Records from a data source
=====

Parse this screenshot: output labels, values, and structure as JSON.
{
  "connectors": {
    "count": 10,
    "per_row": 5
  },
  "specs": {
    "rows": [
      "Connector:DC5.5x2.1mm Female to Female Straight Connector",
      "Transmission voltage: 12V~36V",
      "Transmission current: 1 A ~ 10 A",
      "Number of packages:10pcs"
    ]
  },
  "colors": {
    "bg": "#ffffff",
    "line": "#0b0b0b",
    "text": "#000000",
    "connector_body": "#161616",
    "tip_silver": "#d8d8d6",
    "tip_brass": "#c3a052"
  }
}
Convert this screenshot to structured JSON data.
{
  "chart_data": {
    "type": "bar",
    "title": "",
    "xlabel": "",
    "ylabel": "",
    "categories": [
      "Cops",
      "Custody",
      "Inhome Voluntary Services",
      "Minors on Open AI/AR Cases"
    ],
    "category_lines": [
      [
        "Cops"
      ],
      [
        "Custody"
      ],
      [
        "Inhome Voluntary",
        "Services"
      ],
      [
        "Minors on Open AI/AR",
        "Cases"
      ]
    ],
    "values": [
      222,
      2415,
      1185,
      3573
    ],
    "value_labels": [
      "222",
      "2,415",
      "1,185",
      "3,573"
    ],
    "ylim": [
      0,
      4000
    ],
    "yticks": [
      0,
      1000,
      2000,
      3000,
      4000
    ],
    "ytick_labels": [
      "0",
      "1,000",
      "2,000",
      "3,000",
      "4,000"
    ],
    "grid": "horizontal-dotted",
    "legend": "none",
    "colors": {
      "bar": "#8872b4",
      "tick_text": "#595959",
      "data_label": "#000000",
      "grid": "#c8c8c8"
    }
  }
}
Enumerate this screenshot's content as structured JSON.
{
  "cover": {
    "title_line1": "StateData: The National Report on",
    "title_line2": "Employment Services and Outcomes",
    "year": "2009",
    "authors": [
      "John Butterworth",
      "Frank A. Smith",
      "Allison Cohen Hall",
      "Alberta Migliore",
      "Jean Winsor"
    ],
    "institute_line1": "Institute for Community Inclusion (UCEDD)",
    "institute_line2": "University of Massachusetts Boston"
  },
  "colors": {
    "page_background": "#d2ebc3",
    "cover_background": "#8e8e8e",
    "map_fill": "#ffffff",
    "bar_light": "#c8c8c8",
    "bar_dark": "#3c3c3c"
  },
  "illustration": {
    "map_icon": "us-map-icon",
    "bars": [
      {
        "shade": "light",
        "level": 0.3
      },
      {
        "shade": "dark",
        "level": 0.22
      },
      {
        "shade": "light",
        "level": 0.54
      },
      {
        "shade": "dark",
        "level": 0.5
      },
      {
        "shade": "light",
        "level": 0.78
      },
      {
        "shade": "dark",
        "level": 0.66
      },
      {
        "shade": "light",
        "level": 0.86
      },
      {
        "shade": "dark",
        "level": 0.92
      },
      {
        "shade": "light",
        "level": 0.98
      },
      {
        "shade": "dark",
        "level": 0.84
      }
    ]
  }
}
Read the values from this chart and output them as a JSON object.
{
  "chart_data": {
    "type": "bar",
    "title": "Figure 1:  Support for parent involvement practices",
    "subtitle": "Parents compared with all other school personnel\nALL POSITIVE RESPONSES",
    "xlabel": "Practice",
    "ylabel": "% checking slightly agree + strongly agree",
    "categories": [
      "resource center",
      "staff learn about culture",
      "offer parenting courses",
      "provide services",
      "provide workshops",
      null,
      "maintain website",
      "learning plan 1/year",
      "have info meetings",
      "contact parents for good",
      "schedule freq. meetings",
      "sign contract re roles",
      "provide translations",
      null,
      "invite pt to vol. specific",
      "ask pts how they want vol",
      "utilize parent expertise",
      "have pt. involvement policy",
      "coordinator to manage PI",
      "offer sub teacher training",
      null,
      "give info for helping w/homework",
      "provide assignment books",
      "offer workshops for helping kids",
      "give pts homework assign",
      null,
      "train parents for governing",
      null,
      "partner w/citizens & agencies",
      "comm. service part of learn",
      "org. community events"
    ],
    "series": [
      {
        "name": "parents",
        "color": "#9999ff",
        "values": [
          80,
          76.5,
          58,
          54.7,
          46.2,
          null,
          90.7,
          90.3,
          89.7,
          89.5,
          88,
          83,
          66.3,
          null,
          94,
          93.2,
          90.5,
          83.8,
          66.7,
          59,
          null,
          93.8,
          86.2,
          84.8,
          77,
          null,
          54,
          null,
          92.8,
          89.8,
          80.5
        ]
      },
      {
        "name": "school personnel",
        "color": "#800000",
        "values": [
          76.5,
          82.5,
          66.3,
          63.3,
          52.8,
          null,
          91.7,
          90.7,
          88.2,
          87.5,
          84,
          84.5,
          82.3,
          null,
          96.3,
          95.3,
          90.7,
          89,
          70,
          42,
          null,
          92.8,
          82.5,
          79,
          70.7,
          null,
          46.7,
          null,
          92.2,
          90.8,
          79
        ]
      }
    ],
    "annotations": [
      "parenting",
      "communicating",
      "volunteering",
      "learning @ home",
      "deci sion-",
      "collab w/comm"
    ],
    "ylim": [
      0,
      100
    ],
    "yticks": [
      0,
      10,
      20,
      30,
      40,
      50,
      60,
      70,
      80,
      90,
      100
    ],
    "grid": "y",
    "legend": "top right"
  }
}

=====

#### Problem statement
Copy out every line of the material above that mentions the word "homework".

#### Worked solution
      "give info for helping w/homework",
      "give pts homework assign",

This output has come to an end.